Written request –
Each entry below must be repeated exactly, with pictures left out.

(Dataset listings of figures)
####################
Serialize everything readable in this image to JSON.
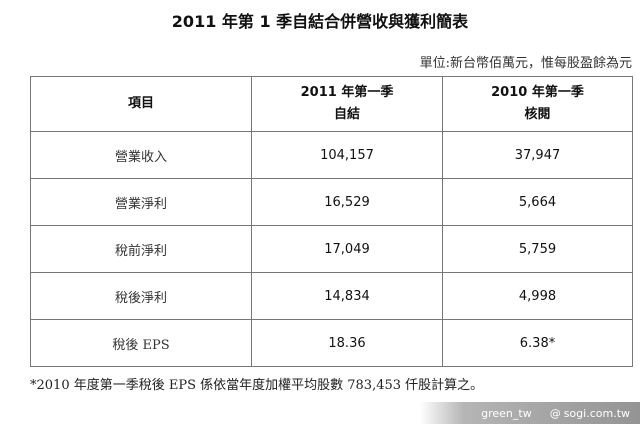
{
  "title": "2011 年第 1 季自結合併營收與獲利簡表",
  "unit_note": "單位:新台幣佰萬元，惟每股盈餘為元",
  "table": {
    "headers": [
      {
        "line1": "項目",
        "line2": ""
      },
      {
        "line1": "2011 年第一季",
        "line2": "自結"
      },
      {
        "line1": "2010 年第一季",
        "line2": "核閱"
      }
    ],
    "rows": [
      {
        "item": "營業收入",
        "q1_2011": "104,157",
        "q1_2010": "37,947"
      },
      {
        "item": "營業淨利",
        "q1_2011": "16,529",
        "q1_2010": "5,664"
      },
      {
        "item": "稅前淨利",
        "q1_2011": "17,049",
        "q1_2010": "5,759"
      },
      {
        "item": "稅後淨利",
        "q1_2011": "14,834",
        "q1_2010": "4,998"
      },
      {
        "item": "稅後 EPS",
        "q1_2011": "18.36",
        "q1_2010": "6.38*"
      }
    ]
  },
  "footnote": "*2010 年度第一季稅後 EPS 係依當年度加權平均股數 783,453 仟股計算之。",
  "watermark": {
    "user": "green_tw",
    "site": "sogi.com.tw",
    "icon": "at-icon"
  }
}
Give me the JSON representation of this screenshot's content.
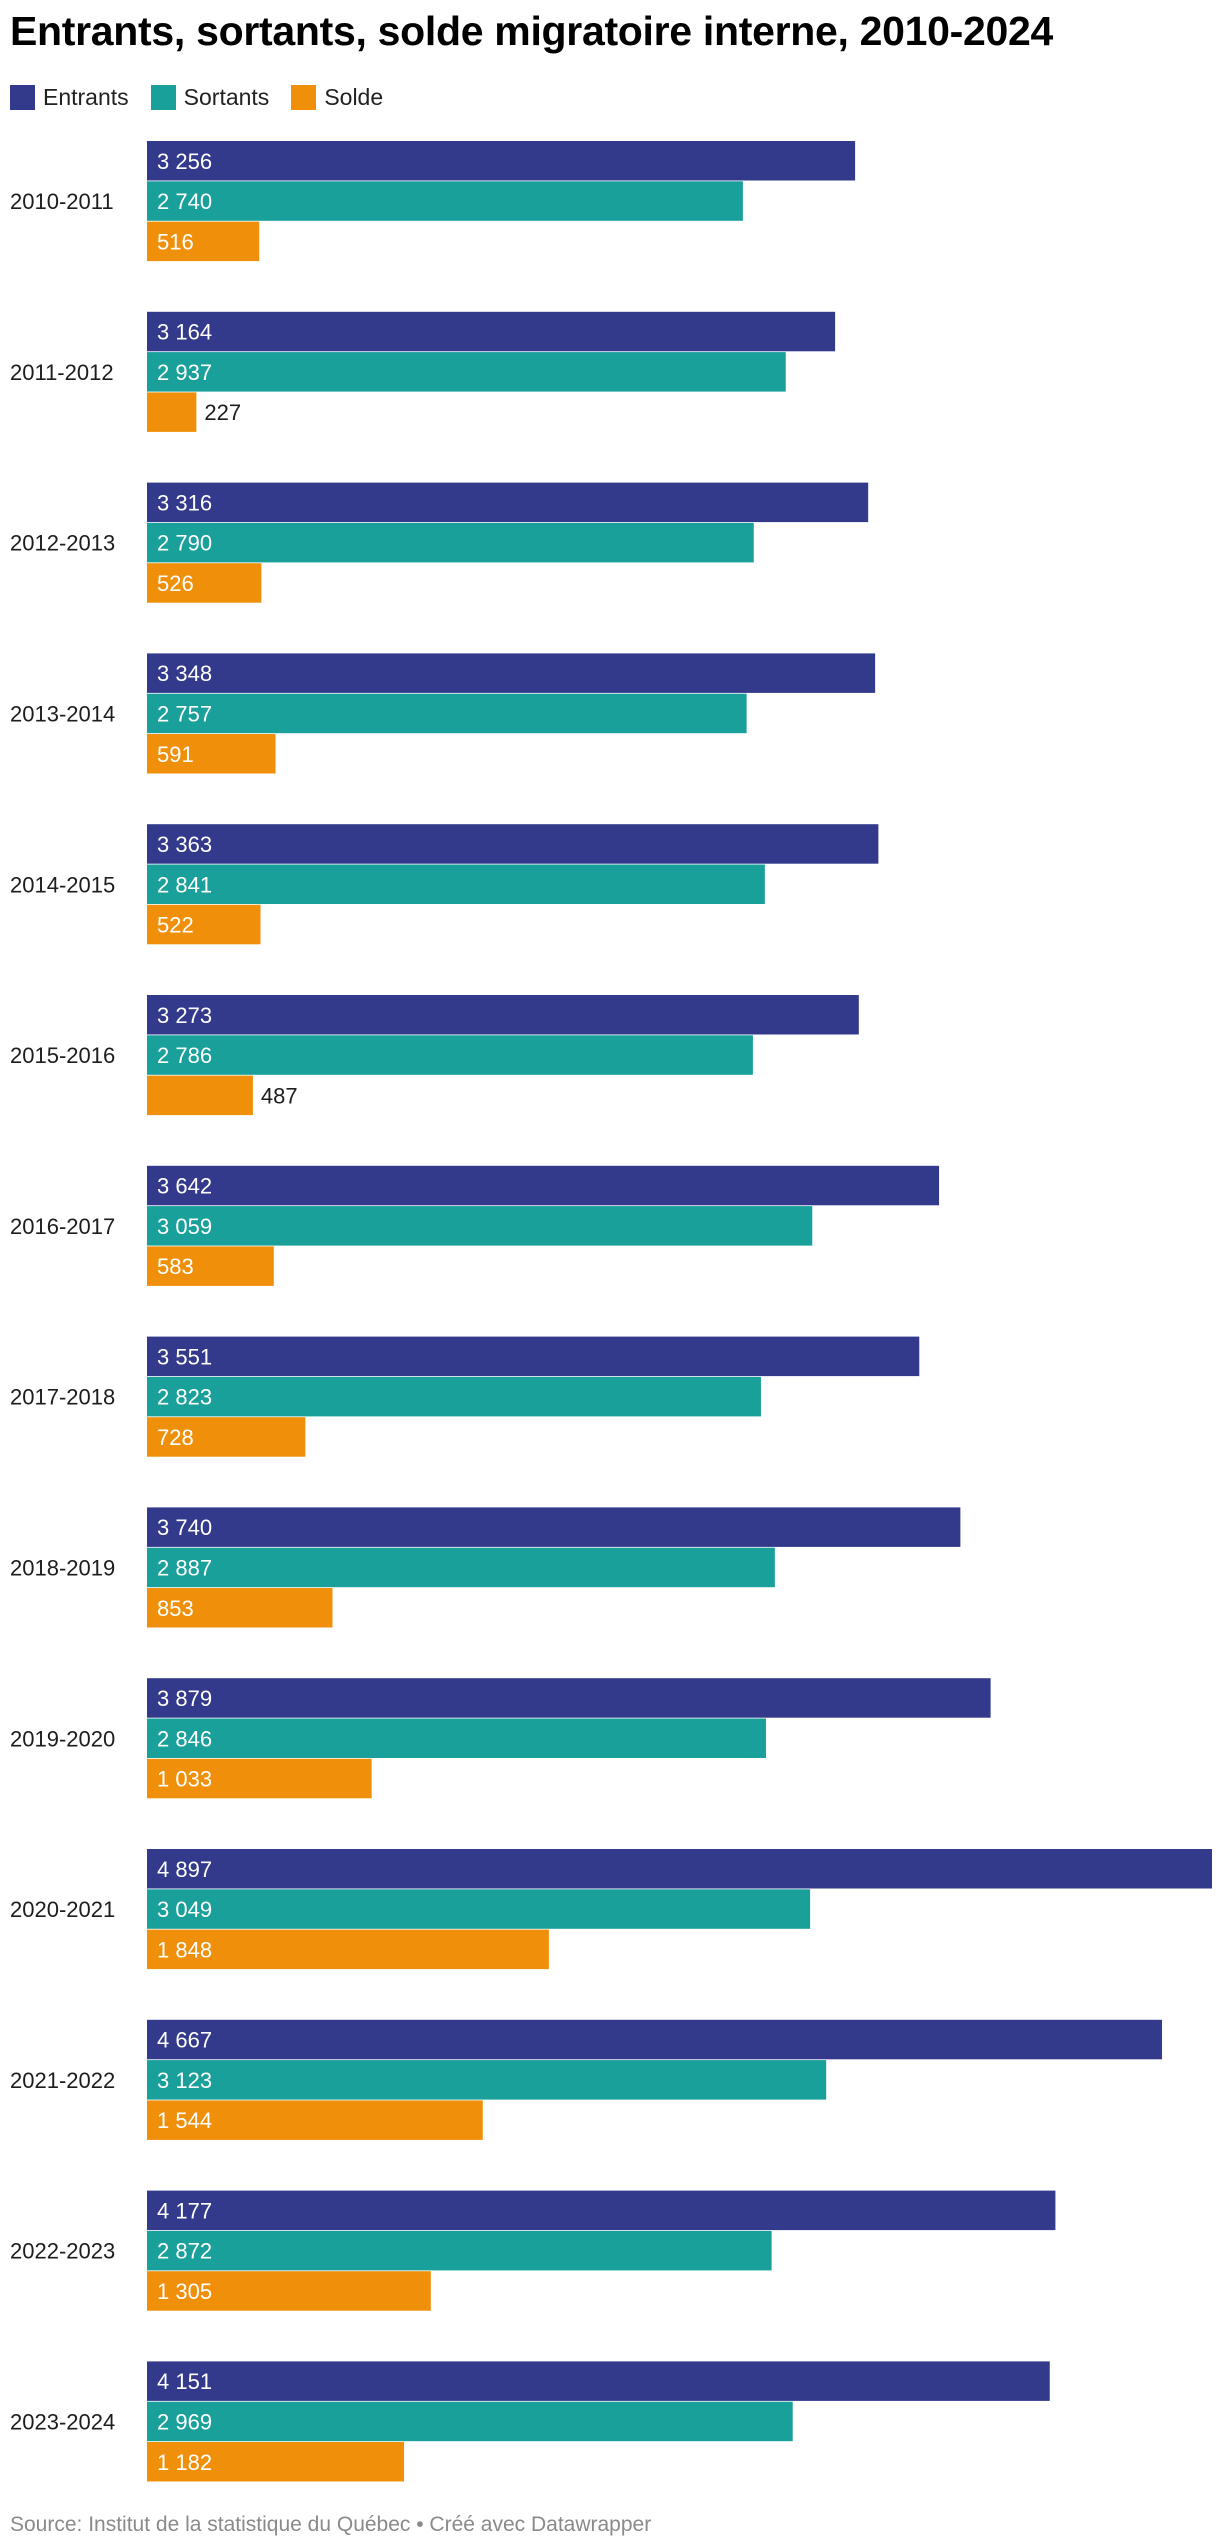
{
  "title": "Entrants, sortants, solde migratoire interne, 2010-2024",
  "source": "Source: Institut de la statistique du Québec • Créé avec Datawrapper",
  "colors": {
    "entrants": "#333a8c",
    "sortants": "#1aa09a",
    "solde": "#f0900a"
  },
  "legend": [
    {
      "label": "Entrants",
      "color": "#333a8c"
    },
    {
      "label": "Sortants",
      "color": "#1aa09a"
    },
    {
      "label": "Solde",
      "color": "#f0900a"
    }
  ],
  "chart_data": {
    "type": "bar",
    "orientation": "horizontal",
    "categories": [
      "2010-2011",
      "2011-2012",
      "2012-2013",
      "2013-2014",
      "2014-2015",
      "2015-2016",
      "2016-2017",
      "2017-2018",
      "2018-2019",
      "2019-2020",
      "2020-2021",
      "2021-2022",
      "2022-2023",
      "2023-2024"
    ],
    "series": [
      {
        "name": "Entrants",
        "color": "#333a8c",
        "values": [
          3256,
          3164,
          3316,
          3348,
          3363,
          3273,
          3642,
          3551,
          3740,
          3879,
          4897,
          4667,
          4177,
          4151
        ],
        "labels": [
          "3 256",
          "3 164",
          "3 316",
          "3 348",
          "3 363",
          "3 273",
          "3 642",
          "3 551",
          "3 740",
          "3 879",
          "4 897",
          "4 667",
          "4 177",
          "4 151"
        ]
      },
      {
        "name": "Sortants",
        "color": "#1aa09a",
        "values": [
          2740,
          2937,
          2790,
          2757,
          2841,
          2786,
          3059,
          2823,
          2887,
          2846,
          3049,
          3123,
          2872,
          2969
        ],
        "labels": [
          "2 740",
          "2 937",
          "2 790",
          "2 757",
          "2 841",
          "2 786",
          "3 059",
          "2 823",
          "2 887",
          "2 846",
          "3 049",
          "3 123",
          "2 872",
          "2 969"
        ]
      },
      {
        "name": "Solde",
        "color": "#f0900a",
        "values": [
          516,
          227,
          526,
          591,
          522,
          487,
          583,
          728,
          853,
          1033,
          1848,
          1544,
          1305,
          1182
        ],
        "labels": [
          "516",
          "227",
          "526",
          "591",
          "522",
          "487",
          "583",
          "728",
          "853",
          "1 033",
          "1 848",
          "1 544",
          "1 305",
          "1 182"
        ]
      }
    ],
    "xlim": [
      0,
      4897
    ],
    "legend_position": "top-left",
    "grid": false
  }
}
####################
Solution to this task –
Serialize everything readable in this image to JSON.
{
  "title": "2011 年第 1 季自結合併營收與獲利簡表",
  "unit_note": "單位:新台幣佰萬元，惟每股盈餘為元",
  "table": {
    "headers": [
      {
        "line1": "項目",
        "line2": ""
      },
      {
        "line1": "2011 年第一季",
        "line2": "自結"
      },
      {
        "line1": "2010 年第一季",
        "line2": "核閱"
      }
    ],
    "rows": [
      {
        "item": "營業收入",
        "q1_2011": "104,157",
        "q1_2010": "37,947"
      },
      {
        "item": "營業淨利",
        "q1_2011": "16,529",
        "q1_2010": "5,664"
      },
      {
        "item": "稅前淨利",
        "q1_2011": "17,049",
        "q1_2010": "5,759"
      },
      {
        "item": "稅後淨利",
        "q1_2011": "14,834",
        "q1_2010": "4,998"
      },
      {
        "item": "稅後 EPS",
        "q1_2011": "18.36",
        "q1_2010": "6.38*"
      }
    ]
  },
  "footnote": "*2010 年度第一季稅後 EPS 係依當年度加權平均股數 783,453 仟股計算之。",
  "watermark": {
    "user": "green_tw",
    "site": "sogi.com.tw",
    "icon": "at-icon"
  }
}
Give me the JSON representation of this screenshot's content.
{
  "title": "Entrants, sortants, solde migratoire interne, 2010-2024",
  "source": "Source: Institut de la statistique du Québec • Créé avec Datawrapper",
  "colors": {
    "entrants": "#333a8c",
    "sortants": "#1aa09a",
    "solde": "#f0900a"
  },
  "legend": [
    {
      "label": "Entrants",
      "color": "#333a8c"
    },
    {
      "label": "Sortants",
      "color": "#1aa09a"
    },
    {
      "label": "Solde",
      "color": "#f0900a"
    }
  ],
  "chart_data": {
    "type": "bar",
    "orientation": "horizontal",
    "categories": [
      "2010-2011",
      "2011-2012",
      "2012-2013",
      "2013-2014",
      "2014-2015",
      "2015-2016",
      "2016-2017",
      "2017-2018",
      "2018-2019",
      "2019-2020",
      "2020-2021",
      "2021-2022",
      "2022-2023",
      "2023-2024"
    ],
    "series": [
      {
        "name": "Entrants",
        "color": "#333a8c",
        "values": [
          3256,
          3164,
          3316,
          3348,
          3363,
          3273,
          3642,
          3551,
          3740,
          3879,
          4897,
          4667,
          4177,
          4151
        ],
        "labels": [
          "3 256",
          "3 164",
          "3 316",
          "3 348",
          "3 363",
          "3 273",
          "3 642",
          "3 551",
          "3 740",
          "3 879",
          "4 897",
          "4 667",
          "4 177",
          "4 151"
        ]
      },
      {
        "name": "Sortants",
        "color": "#1aa09a",
        "values": [
          2740,
          2937,
          2790,
          2757,
          2841,
          2786,
          3059,
          2823,
          2887,
          2846,
          3049,
          3123,
          2872,
          2969
        ],
        "labels": [
          "2 740",
          "2 937",
          "2 790",
          "2 757",
          "2 841",
          "2 786",
          "3 059",
          "2 823",
          "2 887",
          "2 846",
          "3 049",
          "3 123",
          "2 872",
          "2 969"
        ]
      },
      {
        "name": "Solde",
        "color": "#f0900a",
        "values": [
          516,
          227,
          526,
          591,
          522,
          487,
          583,
          728,
          853,
          1033,
          1848,
          1544,
          1305,
          1182
        ],
        "labels": [
          "516",
          "227",
          "526",
          "591",
          "522",
          "487",
          "583",
          "728",
          "853",
          "1 033",
          "1 848",
          "1 544",
          "1 305",
          "1 182"
        ]
      }
    ],
    "xlim": [
      0,
      4897
    ],
    "legend_position": "top-left",
    "grid": false
  }
}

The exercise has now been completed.